▶ What is asked
Return the records exactly as they are.
───
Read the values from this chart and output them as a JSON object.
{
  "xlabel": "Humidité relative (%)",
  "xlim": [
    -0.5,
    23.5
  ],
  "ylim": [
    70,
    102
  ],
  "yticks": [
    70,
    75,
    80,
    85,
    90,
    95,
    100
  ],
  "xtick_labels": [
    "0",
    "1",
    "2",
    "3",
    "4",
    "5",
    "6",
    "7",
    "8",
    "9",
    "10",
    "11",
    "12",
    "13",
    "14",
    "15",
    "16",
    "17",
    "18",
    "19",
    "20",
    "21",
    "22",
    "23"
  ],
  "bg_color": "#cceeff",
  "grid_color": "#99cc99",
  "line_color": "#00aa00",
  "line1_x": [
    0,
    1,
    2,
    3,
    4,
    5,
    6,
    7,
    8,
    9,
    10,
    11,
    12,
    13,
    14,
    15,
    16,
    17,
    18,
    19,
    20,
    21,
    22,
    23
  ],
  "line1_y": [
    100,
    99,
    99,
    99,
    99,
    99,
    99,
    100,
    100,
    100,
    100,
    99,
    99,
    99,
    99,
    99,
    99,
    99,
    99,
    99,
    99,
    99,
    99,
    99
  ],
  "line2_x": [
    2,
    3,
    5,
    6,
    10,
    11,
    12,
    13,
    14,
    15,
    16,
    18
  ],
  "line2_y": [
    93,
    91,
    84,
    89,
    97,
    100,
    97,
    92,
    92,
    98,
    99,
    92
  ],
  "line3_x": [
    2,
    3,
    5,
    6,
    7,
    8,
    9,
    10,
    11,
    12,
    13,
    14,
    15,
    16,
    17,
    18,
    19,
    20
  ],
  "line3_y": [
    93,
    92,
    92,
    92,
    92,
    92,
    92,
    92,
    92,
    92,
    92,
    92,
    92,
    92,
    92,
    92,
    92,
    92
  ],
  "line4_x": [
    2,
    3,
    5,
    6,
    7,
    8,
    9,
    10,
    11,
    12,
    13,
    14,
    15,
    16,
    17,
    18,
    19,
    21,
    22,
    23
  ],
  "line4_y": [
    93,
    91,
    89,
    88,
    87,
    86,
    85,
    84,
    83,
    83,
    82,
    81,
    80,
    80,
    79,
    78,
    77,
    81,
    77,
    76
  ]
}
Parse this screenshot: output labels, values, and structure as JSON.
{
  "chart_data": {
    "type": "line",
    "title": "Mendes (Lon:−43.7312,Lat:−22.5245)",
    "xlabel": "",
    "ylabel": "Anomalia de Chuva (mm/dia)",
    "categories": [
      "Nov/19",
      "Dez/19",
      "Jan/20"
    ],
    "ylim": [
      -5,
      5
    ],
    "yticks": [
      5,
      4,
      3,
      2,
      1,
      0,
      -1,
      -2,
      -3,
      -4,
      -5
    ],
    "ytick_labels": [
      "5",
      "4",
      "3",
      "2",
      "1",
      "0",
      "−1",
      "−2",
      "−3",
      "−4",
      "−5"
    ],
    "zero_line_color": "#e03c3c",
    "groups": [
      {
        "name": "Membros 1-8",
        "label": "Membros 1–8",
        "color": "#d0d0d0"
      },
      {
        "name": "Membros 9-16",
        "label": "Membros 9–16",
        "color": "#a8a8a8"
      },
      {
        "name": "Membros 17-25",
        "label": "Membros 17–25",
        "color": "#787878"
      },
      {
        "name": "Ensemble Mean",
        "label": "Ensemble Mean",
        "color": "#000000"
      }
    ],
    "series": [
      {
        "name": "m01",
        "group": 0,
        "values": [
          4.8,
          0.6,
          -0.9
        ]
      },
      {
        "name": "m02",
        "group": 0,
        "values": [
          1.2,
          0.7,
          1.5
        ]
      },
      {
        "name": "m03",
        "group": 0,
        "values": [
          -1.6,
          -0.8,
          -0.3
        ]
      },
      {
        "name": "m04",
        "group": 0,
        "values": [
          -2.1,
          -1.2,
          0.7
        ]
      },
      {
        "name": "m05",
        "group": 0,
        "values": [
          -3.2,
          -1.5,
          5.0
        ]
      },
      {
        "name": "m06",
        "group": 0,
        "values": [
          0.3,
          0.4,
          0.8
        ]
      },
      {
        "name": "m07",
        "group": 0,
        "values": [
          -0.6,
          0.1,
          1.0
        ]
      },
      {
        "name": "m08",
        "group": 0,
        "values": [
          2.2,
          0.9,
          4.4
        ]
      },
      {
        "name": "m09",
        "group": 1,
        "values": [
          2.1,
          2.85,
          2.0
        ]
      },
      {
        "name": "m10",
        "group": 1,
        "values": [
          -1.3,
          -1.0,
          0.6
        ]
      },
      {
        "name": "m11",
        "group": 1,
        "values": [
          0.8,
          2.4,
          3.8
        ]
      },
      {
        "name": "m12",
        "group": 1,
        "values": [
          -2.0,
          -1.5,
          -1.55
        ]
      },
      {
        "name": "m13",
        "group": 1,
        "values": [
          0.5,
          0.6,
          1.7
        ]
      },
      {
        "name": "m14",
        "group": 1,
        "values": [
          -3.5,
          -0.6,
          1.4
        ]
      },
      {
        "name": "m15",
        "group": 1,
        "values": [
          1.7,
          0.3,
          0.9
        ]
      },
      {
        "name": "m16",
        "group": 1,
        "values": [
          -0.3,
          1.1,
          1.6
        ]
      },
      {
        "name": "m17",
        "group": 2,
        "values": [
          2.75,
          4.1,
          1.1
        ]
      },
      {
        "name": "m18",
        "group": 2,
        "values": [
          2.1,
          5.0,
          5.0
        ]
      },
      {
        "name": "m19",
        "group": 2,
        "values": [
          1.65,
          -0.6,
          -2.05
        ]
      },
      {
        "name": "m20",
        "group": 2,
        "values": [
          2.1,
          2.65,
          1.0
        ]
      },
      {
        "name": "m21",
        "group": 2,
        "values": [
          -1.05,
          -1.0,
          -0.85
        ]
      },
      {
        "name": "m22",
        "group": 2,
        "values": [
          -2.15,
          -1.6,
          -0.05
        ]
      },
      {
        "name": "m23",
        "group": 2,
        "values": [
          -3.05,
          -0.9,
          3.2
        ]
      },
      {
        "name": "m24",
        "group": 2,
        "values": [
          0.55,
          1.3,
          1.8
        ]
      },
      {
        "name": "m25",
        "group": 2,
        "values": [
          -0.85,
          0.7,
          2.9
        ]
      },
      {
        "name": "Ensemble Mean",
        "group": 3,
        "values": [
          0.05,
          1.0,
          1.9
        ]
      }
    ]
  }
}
───
▶ Expected output
Read the values from this chart and output them as a JSON object.
{
  "xlabel": "Humidité relative (%)",
  "xlim": [
    -0.5,
    23.5
  ],
  "ylim": [
    70,
    102
  ],
  "yticks": [
    70,
    75,
    80,
    85,
    90,
    95,
    100
  ],
  "xtick_labels": [
    "0",
    "1",
    "2",
    "3",
    "4",
    "5",
    "6",
    "7",
    "8",
    "9",
    "10",
    "11",
    "12",
    "13",
    "14",
    "15",
    "16",
    "17",
    "18",
    "19",
    "20",
    "21",
    "22",
    "23"
  ],
  "bg_color": "#cceeff",
  "grid_color": "#99cc99",
  "line_color": "#00aa00",
  "line1_x": [
    0,
    1,
    2,
    3,
    4,
    5,
    6,
    7,
    8,
    9,
    10,
    11,
    12,
    13,
    14,
    15,
    16,
    17,
    18,
    19,
    20,
    21,
    22,
    23
  ],
  "line1_y": [
    100,
    99,
    99,
    99,
    99,
    99,
    99,
    100,
    100,
    100,
    100,
    99,
    99,
    99,
    99,
    99,
    99,
    99,
    99,
    99,
    99,
    99,
    99,
    99
  ],
  "line2_x": [
    2,
    3,
    5,
    6,
    10,
    11,
    12,
    13,
    14,
    15,
    16,
    18
  ],
  "line2_y": [
    93,
    91,
    84,
    89,
    97,
    100,
    97,
    92,
    92,
    98,
    99,
    92
  ],
  "line3_x": [
    2,
    3,
    5,
    6,
    7,
    8,
    9,
    10,
    11,
    12,
    13,
    14,
    15,
    16,
    17,
    18,
    19,
    20
  ],
  "line3_y": [
    93,
    92,
    92,
    92,
    92,
    92,
    92,
    92,
    92,
    92,
    92,
    92,
    92,
    92,
    92,
    92,
    92,
    92
  ],
  "line4_x": [
    2,
    3,
    5,
    6,
    7,
    8,
    9,
    10,
    11,
    12,
    13,
    14,
    15,
    16,
    17,
    18,
    19,
    21,
    22,
    23
  ],
  "line4_y": [
    93,
    91,
    89,
    88,
    87,
    86,
    85,
    84,
    83,
    83,
    82,
    81,
    80,
    80,
    79,
    78,
    77,
    81,
    77,
    76
  ]
}
Parse this screenshot: output labels, values, and structure as JSON.
{
  "chart_data": {
    "type": "line",
    "title": "Mendes (Lon:−43.7312,Lat:−22.5245)",
    "xlabel": "",
    "ylabel": "Anomalia de Chuva (mm/dia)",
    "categories": [
      "Nov/19",
      "Dez/19",
      "Jan/20"
    ],
    "ylim": [
      -5,
      5
    ],
    "yticks": [
      5,
      4,
      3,
      2,
      1,
      0,
      -1,
      -2,
      -3,
      -4,
      -5
    ],
    "ytick_labels": [
      "5",
      "4",
      "3",
      "2",
      "1",
      "0",
      "−1",
      "−2",
      "−3",
      "−4",
      "−5"
    ],
    "zero_line_color": "#e03c3c",
    "groups": [
      {
        "name": "Membros 1-8",
        "label": "Membros 1–8",
        "color": "#d0d0d0"
      },
      {
        "name": "Membros 9-16",
        "label": "Membros 9–16",
        "color": "#a8a8a8"
      },
      {
        "name": "Membros 17-25",
        "label": "Membros 17–25",
        "color": "#787878"
      },
      {
        "name": "Ensemble Mean",
        "label": "Ensemble Mean",
        "color": "#000000"
      }
    ],
    "series": [
      {
        "name": "m01",
        "group": 0,
        "values": [
          4.8,
          0.6,
          -0.9
        ]
      },
      {
        "name": "m02",
        "group": 0,
        "values": [
          1.2,
          0.7,
          1.5
        ]
      },
      {
        "name": "m03",
        "group": 0,
        "values": [
          -1.6,
          -0.8,
          -0.3
        ]
      },
      {
        "name": "m04",
        "group": 0,
        "values": [
          -2.1,
          -1.2,
          0.7
        ]
      },
      {
        "name": "m05",
        "group": 0,
        "values": [
          -3.2,
          -1.5,
          5.0
        ]
      },
      {
        "name": "m06",
        "group": 0,
        "values": [
          0.3,
          0.4,
          0.8
        ]
      },
      {
        "name": "m07",
        "group": 0,
        "values": [
          -0.6,
          0.1,
          1.0
        ]
      },
      {
        "name": "m08",
        "group": 0,
        "values": [
          2.2,
          0.9,
          4.4
        ]
      },
      {
        "name": "m09",
        "group": 1,
        "values": [
          2.1,
          2.85,
          2.0
        ]
      },
      {
        "name": "m10",
        "group": 1,
        "values": [
          -1.3,
          -1.0,
          0.6
        ]
      },
      {
        "name": "m11",
        "group": 1,
        "values": [
          0.8,
          2.4,
          3.8
        ]
      },
      {
        "name": "m12",
        "group": 1,
        "values": [
          -2.0,
          -1.5,
          -1.55
        ]
      },
      {
        "name": "m13",
        "group": 1,
        "values": [
          0.5,
          0.6,
          1.7
        ]
      },
      {
        "name": "m14",
        "group": 1,
        "values": [
          -3.5,
          -0.6,
          1.4
        ]
      },
      {
        "name": "m15",
        "group": 1,
        "values": [
          1.7,
          0.3,
          0.9
        ]
      },
      {
        "name": "m16",
        "group": 1,
        "values": [
          -0.3,
          1.1,
          1.6
        ]
      },
      {
        "name": "m17",
        "group": 2,
        "values": [
          2.75,
          4.1,
          1.1
        ]
      },
      {
        "name": "m18",
        "group": 2,
        "values": [
          2.1,
          5.0,
          5.0
        ]
      },
      {
        "name": "m19",
        "group": 2,
        "values": [
          1.65,
          -0.6,
          -2.05
        ]
      },
      {
        "name": "m20",
        "group": 2,
        "values": [
          2.1,
          2.65,
          1.0
        ]
      },
      {
        "name": "m21",
        "group": 2,
        "values": [
          -1.05,
          -1.0,
          -0.85
        ]
      },
      {
        "name": "m22",
        "group": 2,
        "values": [
          -2.15,
          -1.6,
          -0.05
        ]
      },
      {
        "name": "m23",
        "group": 2,
        "values": [
          -3.05,
          -0.9,
          3.2
        ]
      },
      {
        "name": "m24",
        "group": 2,
        "values": [
          0.55,
          1.3,
          1.8
        ]
      },
      {
        "name": "m25",
        "group": 2,
        "values": [
          -0.85,
          0.7,
          2.9
        ]
      },
      {
        "name": "Ensemble Mean",
        "group": 3,
        "values": [
          0.05,
          1.0,
          1.9
        ]
      }
    ]
  }
}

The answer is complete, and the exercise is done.